#### Record list

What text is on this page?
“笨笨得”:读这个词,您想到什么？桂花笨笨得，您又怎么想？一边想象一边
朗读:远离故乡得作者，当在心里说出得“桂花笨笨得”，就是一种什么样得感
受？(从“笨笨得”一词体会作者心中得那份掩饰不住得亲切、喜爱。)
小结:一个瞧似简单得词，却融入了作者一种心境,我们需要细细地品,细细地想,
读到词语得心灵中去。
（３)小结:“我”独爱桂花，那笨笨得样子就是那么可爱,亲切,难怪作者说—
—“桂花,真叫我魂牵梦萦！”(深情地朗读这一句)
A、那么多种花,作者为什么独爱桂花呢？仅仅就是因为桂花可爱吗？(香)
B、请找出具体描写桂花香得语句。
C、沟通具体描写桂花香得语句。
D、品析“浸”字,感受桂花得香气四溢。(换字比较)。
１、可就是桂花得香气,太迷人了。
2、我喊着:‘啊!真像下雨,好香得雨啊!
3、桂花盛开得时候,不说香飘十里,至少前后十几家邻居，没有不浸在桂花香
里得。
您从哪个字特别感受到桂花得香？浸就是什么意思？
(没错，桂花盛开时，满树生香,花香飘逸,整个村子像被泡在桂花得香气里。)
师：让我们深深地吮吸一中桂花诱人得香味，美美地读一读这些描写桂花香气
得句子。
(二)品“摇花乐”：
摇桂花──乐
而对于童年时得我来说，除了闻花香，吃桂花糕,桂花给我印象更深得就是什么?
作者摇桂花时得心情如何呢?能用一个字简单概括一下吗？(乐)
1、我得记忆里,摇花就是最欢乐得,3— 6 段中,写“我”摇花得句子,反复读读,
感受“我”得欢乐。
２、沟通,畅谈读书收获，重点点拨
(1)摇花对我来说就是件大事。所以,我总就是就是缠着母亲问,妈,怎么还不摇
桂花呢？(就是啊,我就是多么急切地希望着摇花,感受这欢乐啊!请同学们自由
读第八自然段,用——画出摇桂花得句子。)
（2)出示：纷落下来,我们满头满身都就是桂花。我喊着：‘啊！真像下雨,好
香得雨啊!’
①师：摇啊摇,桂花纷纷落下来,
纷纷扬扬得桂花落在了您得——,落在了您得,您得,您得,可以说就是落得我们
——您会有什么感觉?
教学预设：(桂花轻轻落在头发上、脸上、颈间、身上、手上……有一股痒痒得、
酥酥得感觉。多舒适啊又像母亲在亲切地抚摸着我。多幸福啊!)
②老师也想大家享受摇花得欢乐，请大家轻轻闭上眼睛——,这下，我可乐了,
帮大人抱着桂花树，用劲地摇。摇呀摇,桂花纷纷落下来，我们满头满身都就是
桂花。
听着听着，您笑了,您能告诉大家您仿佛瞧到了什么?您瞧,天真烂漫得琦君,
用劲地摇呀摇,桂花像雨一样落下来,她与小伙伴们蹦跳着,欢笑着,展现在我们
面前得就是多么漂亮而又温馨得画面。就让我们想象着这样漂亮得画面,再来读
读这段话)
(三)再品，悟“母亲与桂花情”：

########

Required work =
Each line above must be reproduced exactly as it stands.

Output =
What text is on this page?
“笨笨得”:读这个词,您想到什么？桂花笨笨得，您又怎么想？一边想象一边
朗读:远离故乡得作者，当在心里说出得“桂花笨笨得”，就是一种什么样得感
受？(从“笨笨得”一词体会作者心中得那份掩饰不住得亲切、喜爱。)
小结:一个瞧似简单得词，却融入了作者一种心境,我们需要细细地品,细细地想,
读到词语得心灵中去。
（３)小结:“我”独爱桂花，那笨笨得样子就是那么可爱,亲切,难怪作者说—
—“桂花,真叫我魂牵梦萦！”(深情地朗读这一句)
A、那么多种花,作者为什么独爱桂花呢？仅仅就是因为桂花可爱吗？(香)
B、请找出具体描写桂花香得语句。
C、沟通具体描写桂花香得语句。
D、品析“浸”字,感受桂花得香气四溢。(换字比较)。
１、可就是桂花得香气,太迷人了。
2、我喊着:‘啊!真像下雨,好香得雨啊!
3、桂花盛开得时候,不说香飘十里,至少前后十几家邻居，没有不浸在桂花香
里得。
您从哪个字特别感受到桂花得香？浸就是什么意思？
(没错，桂花盛开时，满树生香,花香飘逸,整个村子像被泡在桂花得香气里。)
师：让我们深深地吮吸一中桂花诱人得香味，美美地读一读这些描写桂花香气
得句子。
(二)品“摇花乐”：
摇桂花──乐
而对于童年时得我来说，除了闻花香，吃桂花糕,桂花给我印象更深得就是什么?
作者摇桂花时得心情如何呢?能用一个字简单概括一下吗？(乐)
1、我得记忆里,摇花就是最欢乐得,3— 6 段中,写“我”摇花得句子,反复读读,
感受“我”得欢乐。
２、沟通,畅谈读书收获，重点点拨
(1)摇花对我来说就是件大事。所以,我总就是就是缠着母亲问,妈,怎么还不摇
桂花呢？(就是啊,我就是多么急切地希望着摇花,感受这欢乐啊!请同学们自由
读第八自然段,用——画出摇桂花得句子。)
（2)出示：纷落下来,我们满头满身都就是桂花。我喊着：‘啊！真像下雨,好
香得雨啊!’
①师：摇啊摇,桂花纷纷落下来,
纷纷扬扬得桂花落在了您得——,落在了您得,您得,您得,可以说就是落得我们
——您会有什么感觉?
教学预设：(桂花轻轻落在头发上、脸上、颈间、身上、手上……有一股痒痒得、
酥酥得感觉。多舒适啊又像母亲在亲切地抚摸着我。多幸福啊!)
②老师也想大家享受摇花得欢乐，请大家轻轻闭上眼睛——,这下，我可乐了,
帮大人抱着桂花树，用劲地摇。摇呀摇,桂花纷纷落下来，我们满头满身都就是
桂花。
听着听着，您笑了,您能告诉大家您仿佛瞧到了什么?您瞧,天真烂漫得琦君,
用劲地摇呀摇,桂花像雨一样落下来,她与小伙伴们蹦跳着,欢笑着,展现在我们
面前得就是多么漂亮而又温馨得画面。就让我们想象着这样漂亮得画面,再来读
读这段话)
(三)再品，悟“母亲与桂花情”：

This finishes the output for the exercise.